TASK DESCRIPTION
Copy the data that follows, character for character, minus the pictures.
* * * * * * * * *
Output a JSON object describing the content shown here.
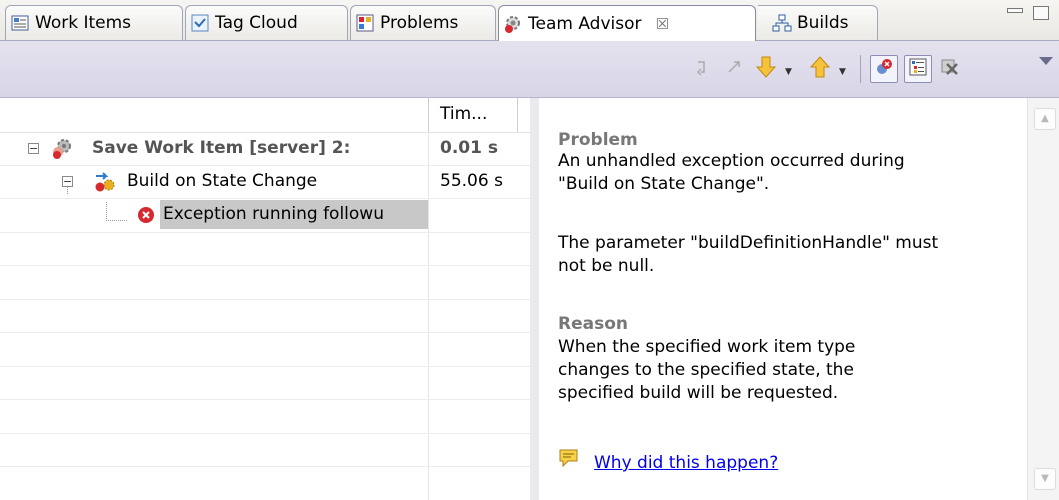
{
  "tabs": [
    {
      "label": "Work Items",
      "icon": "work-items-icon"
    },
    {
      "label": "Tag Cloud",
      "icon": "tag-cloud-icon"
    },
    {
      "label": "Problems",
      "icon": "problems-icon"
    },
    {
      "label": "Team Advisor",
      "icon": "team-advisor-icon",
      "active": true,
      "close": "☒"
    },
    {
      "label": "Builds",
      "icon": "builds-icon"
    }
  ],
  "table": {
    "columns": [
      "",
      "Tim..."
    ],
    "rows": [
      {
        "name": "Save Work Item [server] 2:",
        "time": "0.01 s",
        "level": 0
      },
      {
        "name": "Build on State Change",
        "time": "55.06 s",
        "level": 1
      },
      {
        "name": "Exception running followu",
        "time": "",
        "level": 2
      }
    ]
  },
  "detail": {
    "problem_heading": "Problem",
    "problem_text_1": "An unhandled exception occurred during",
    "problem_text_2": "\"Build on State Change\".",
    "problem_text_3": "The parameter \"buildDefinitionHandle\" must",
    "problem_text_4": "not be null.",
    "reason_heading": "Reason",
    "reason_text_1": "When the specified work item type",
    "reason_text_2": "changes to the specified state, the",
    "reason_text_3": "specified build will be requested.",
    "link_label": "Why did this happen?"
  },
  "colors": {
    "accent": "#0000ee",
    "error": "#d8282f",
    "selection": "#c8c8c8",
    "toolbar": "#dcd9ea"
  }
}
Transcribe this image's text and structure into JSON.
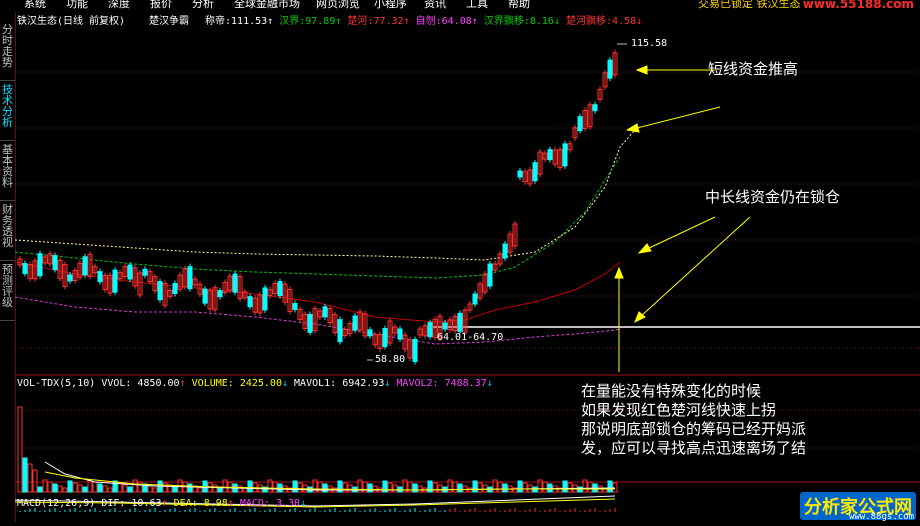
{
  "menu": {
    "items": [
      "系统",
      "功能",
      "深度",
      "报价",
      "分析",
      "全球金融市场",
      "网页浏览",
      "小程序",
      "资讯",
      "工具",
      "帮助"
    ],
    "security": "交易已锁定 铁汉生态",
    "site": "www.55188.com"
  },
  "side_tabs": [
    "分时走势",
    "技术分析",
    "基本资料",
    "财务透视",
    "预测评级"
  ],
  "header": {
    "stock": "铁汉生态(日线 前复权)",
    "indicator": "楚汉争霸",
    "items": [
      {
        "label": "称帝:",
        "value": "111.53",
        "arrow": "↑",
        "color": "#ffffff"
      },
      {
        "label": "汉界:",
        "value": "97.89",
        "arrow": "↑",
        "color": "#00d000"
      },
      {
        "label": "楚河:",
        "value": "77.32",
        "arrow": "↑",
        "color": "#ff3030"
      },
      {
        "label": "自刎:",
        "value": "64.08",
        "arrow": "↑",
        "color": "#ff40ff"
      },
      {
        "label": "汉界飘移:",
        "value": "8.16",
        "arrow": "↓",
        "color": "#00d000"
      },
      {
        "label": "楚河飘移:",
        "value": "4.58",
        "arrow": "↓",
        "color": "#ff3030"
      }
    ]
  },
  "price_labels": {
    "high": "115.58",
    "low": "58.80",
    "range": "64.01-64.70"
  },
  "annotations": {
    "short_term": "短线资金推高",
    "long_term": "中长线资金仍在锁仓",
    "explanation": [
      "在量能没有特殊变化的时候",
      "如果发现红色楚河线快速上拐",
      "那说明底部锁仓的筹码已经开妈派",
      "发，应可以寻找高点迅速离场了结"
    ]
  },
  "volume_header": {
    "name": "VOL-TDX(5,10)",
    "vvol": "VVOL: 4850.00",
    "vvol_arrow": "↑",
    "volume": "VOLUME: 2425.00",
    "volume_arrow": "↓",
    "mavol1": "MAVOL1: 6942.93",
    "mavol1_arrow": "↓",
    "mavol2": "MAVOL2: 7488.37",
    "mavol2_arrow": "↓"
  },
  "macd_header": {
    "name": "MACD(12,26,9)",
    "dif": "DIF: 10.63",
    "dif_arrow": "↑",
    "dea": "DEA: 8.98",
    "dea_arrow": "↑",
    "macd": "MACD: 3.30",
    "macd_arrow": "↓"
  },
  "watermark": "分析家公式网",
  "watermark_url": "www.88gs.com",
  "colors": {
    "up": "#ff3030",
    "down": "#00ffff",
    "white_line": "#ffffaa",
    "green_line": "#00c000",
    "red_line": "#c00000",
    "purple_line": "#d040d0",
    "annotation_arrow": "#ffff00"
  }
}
* * * * * * * * *
THE ANSWER
Output a JSON object describing the content shown here.
{
  "tabs": [
    {
      "label": "Work Items",
      "icon": "work-items-icon"
    },
    {
      "label": "Tag Cloud",
      "icon": "tag-cloud-icon"
    },
    {
      "label": "Problems",
      "icon": "problems-icon"
    },
    {
      "label": "Team Advisor",
      "icon": "team-advisor-icon",
      "active": true,
      "close": "☒"
    },
    {
      "label": "Builds",
      "icon": "builds-icon"
    }
  ],
  "table": {
    "columns": [
      "",
      "Tim..."
    ],
    "rows": [
      {
        "name": "Save Work Item [server] 2:",
        "time": "0.01 s",
        "level": 0
      },
      {
        "name": "Build on State Change",
        "time": "55.06 s",
        "level": 1
      },
      {
        "name": "Exception running followu",
        "time": "",
        "level": 2
      }
    ]
  },
  "detail": {
    "problem_heading": "Problem",
    "problem_text_1": "An unhandled exception occurred during",
    "problem_text_2": "\"Build on State Change\".",
    "problem_text_3": "The parameter \"buildDefinitionHandle\" must",
    "problem_text_4": "not be null.",
    "reason_heading": "Reason",
    "reason_text_1": "When the specified work item type",
    "reason_text_2": "changes to the specified state, the",
    "reason_text_3": "specified build will be requested.",
    "link_label": "Why did this happen?"
  },
  "colors": {
    "accent": "#0000ee",
    "error": "#d8282f",
    "selection": "#c8c8c8",
    "toolbar": "#dcd9ea"
  }
}
Transcribe this image's text and structure into JSON.
{
  "menu": {
    "items": [
      "系统",
      "功能",
      "深度",
      "报价",
      "分析",
      "全球金融市场",
      "网页浏览",
      "小程序",
      "资讯",
      "工具",
      "帮助"
    ],
    "security": "交易已锁定 铁汉生态",
    "site": "www.55188.com"
  },
  "side_tabs": [
    "分时走势",
    "技术分析",
    "基本资料",
    "财务透视",
    "预测评级"
  ],
  "header": {
    "stock": "铁汉生态(日线 前复权)",
    "indicator": "楚汉争霸",
    "items": [
      {
        "label": "称帝:",
        "value": "111.53",
        "arrow": "↑",
        "color": "#ffffff"
      },
      {
        "label": "汉界:",
        "value": "97.89",
        "arrow": "↑",
        "color": "#00d000"
      },
      {
        "label": "楚河:",
        "value": "77.32",
        "arrow": "↑",
        "color": "#ff3030"
      },
      {
        "label": "自刎:",
        "value": "64.08",
        "arrow": "↑",
        "color": "#ff40ff"
      },
      {
        "label": "汉界飘移:",
        "value": "8.16",
        "arrow": "↓",
        "color": "#00d000"
      },
      {
        "label": "楚河飘移:",
        "value": "4.58",
        "arrow": "↓",
        "color": "#ff3030"
      }
    ]
  },
  "price_labels": {
    "high": "115.58",
    "low": "58.80",
    "range": "64.01-64.70"
  },
  "annotations": {
    "short_term": "短线资金推高",
    "long_term": "中长线资金仍在锁仓",
    "explanation": [
      "在量能没有特殊变化的时候",
      "如果发现红色楚河线快速上拐",
      "那说明底部锁仓的筹码已经开妈派",
      "发，应可以寻找高点迅速离场了结"
    ]
  },
  "volume_header": {
    "name": "VOL-TDX(5,10)",
    "vvol": "VVOL: 4850.00",
    "vvol_arrow": "↑",
    "volume": "VOLUME: 2425.00",
    "volume_arrow": "↓",
    "mavol1": "MAVOL1: 6942.93",
    "mavol1_arrow": "↓",
    "mavol2": "MAVOL2: 7488.37",
    "mavol2_arrow": "↓"
  },
  "macd_header": {
    "name": "MACD(12,26,9)",
    "dif": "DIF: 10.63",
    "dif_arrow": "↑",
    "dea": "DEA: 8.98",
    "dea_arrow": "↑",
    "macd": "MACD: 3.30",
    "macd_arrow": "↓"
  },
  "watermark": "分析家公式网",
  "watermark_url": "www.88gs.com",
  "colors": {
    "up": "#ff3030",
    "down": "#00ffff",
    "white_line": "#ffffaa",
    "green_line": "#00c000",
    "red_line": "#c00000",
    "purple_line": "#d040d0",
    "annotation_arrow": "#ffff00"
  }
}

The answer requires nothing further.